Give the data a second time, exactly and in full.
** START OF ENTRIES PROVIDED **
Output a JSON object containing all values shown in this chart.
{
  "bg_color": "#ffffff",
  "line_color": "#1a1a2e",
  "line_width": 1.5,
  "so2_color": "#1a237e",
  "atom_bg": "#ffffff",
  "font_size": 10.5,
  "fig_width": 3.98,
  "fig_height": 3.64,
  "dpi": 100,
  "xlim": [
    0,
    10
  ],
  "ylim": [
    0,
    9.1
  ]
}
** END OF ENTRIES PROVIDED **
OUTPUT FOR THIS TASK:
Output a JSON object containing all values shown in this chart.
{
  "bg_color": "#ffffff",
  "line_color": "#1a1a2e",
  "line_width": 1.5,
  "so2_color": "#1a237e",
  "atom_bg": "#ffffff",
  "font_size": 10.5,
  "fig_width": 3.98,
  "fig_height": 3.64,
  "dpi": 100,
  "xlim": [
    0,
    10
  ],
  "ylim": [
    0,
    9.1
  ]
}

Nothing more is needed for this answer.